Take each line containing "arrow" and report it exactly as written.
===== Data for the task =====
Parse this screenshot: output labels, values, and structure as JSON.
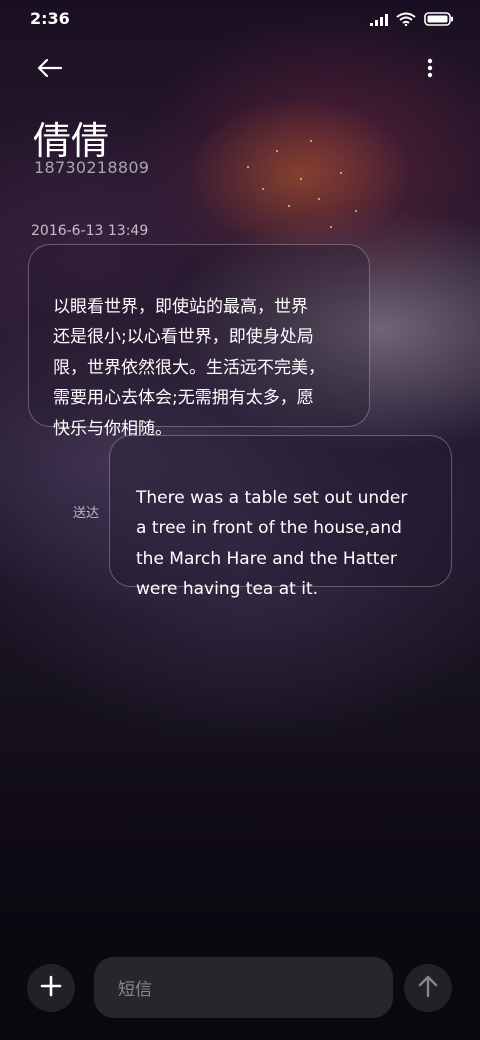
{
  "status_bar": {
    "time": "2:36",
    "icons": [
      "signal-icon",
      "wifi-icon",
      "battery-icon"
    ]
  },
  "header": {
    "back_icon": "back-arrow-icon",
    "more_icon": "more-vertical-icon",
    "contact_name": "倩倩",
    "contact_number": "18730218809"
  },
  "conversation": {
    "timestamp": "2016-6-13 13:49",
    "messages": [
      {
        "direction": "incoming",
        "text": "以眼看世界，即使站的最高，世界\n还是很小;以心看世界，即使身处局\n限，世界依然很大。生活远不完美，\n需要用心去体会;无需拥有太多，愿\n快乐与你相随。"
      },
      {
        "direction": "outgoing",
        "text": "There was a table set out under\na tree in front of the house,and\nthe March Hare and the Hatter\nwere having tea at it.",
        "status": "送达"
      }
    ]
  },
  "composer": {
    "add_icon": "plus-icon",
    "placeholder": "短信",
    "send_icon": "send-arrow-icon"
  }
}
=====
-- Right answer --
    "back_icon": "back-arrow-icon",
    "send_icon": "send-arrow-icon"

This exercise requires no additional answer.